■ AIM OF THE TASK
Without the pictures, give the entries below again exactly as written.

Collection entries
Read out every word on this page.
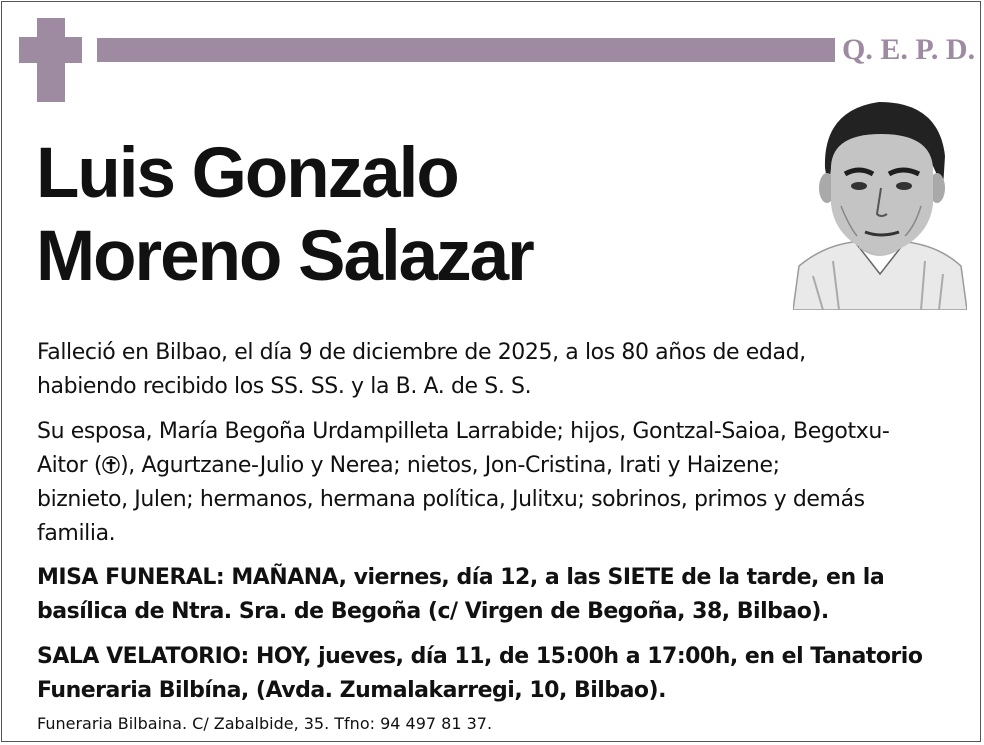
Q. E. P. D.
Luis Gonzalo
Moreno Salazar
Falleció en Bilbao, el día 9 de diciembre de 2025, a los 80 años de edad,
habiendo recibido los SS. SS. y la B. A. de S. S.
Su esposa, María Begoña Urdampilleta Larrabide; hijos, Gontzal-Saioa, Begotxu-
Aitor ( ), Agurtzane-Julio y Nerea; nietos, Jon-Cristina, Irati y Haizene;
biznieto, Julen; hermanos, hermana política, Julitxu; sobrinos, primos y demás
familia.
MISA FUNERAL: MAÑANA, viernes, día 12, a las SIETE de la tarde, en la
basílica de Ntra. Sra. de Begoña (c/ Virgen de Begoña, 38, Bilbao).
SALA VELATORIO: HOY, jueves, día 11, de 15:00h a 17:00h, en el Tanatorio
Funeraria Bilbína, (Avda. Zumalakarregi, 10, Bilbao).
Funeraria Bilbaina. C/ Zabalbide, 35. Tfno: 94 497 81 37.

■ ANSWER IN FULL
Read out every word on this page.
Q. E. P. D.
Luis Gonzalo
Moreno Salazar
Falleció en Bilbao, el día 9 de diciembre de 2025, a los 80 años de edad,
habiendo recibido los SS. SS. y la B. A. de S. S.
Su esposa, María Begoña Urdampilleta Larrabide; hijos, Gontzal-Saioa, Begotxu-
Aitor ( ), Agurtzane-Julio y Nerea; nietos, Jon-Cristina, Irati y Haizene;
biznieto, Julen; hermanos, hermana política, Julitxu; sobrinos, primos y demás
familia.
MISA FUNERAL: MAÑANA, viernes, día 12, a las SIETE de la tarde, en la
basílica de Ntra. Sra. de Begoña (c/ Virgen de Begoña, 38, Bilbao).
SALA VELATORIO: HOY, jueves, día 11, de 15:00h a 17:00h, en el Tanatorio
Funeraria Bilbína, (Avda. Zumalakarregi, 10, Bilbao).
Funeraria Bilbaina. C/ Zabalbide, 35. Tfno: 94 497 81 37.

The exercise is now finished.